# What is being asked:
Reproduce the following data line for line, with no changes.

————

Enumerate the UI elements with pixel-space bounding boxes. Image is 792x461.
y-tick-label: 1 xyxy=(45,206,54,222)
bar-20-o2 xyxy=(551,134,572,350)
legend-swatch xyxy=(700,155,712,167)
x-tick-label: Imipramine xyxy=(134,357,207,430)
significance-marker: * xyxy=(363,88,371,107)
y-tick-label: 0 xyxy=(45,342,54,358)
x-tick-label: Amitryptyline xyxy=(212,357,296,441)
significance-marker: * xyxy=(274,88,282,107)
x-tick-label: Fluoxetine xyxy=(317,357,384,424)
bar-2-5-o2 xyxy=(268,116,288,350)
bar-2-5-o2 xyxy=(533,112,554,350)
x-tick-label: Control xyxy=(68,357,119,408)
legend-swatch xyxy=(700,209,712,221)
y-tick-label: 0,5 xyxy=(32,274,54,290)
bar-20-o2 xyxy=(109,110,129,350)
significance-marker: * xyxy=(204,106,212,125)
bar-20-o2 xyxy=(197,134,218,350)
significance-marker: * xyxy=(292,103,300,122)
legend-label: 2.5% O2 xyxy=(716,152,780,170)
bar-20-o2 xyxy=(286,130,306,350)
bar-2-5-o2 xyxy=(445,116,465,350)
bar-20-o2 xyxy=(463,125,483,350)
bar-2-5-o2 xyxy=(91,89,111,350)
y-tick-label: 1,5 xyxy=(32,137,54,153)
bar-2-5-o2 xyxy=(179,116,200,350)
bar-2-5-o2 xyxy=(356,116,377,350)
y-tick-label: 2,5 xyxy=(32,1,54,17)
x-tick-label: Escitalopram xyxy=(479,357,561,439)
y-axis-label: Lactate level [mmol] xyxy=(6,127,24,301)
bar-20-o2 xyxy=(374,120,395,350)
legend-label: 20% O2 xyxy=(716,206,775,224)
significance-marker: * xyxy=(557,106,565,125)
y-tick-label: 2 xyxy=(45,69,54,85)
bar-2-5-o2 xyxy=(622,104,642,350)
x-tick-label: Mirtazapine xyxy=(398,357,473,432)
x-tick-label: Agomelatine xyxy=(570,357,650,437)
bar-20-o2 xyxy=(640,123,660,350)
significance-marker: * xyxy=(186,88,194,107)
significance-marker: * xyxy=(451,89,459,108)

————

# Response:
Enumerate the UI elements with pixel-space bounding boxes. Image is 792x461.
y-tick-label: 1 xyxy=(45,206,54,222)
bar-20-o2 xyxy=(551,134,572,350)
legend-swatch xyxy=(700,155,712,167)
x-tick-label: Imipramine xyxy=(134,357,207,430)
significance-marker: * xyxy=(363,88,371,107)
y-tick-label: 0 xyxy=(45,342,54,358)
x-tick-label: Amitryptyline xyxy=(212,357,296,441)
significance-marker: * xyxy=(274,88,282,107)
x-tick-label: Fluoxetine xyxy=(317,357,384,424)
bar-2-5-o2 xyxy=(268,116,288,350)
bar-2-5-o2 xyxy=(533,112,554,350)
x-tick-label: Control xyxy=(68,357,119,408)
legend-swatch xyxy=(700,209,712,221)
y-tick-label: 0,5 xyxy=(32,274,54,290)
bar-20-o2 xyxy=(109,110,129,350)
significance-marker: * xyxy=(204,106,212,125)
bar-20-o2 xyxy=(197,134,218,350)
significance-marker: * xyxy=(292,103,300,122)
legend-label: 2.5% O2 xyxy=(716,152,780,170)
bar-20-o2 xyxy=(286,130,306,350)
bar-2-5-o2 xyxy=(445,116,465,350)
bar-20-o2 xyxy=(463,125,483,350)
bar-2-5-o2 xyxy=(91,89,111,350)
y-tick-label: 1,5 xyxy=(32,137,54,153)
bar-2-5-o2 xyxy=(179,116,200,350)
bar-2-5-o2 xyxy=(356,116,377,350)
y-tick-label: 2,5 xyxy=(32,1,54,17)
x-tick-label: Escitalopram xyxy=(479,357,561,439)
y-axis-label: Lactate level [mmol] xyxy=(6,127,24,301)
bar-20-o2 xyxy=(374,120,395,350)
legend-label: 20% O2 xyxy=(716,206,775,224)
significance-marker: * xyxy=(557,106,565,125)
y-tick-label: 2 xyxy=(45,69,54,85)
bar-2-5-o2 xyxy=(622,104,642,350)
x-tick-label: Mirtazapine xyxy=(398,357,473,432)
x-tick-label: Agomelatine xyxy=(570,357,650,437)
bar-20-o2 xyxy=(640,123,660,350)
significance-marker: * xyxy=(186,88,194,107)
significance-marker: * xyxy=(451,89,459,108)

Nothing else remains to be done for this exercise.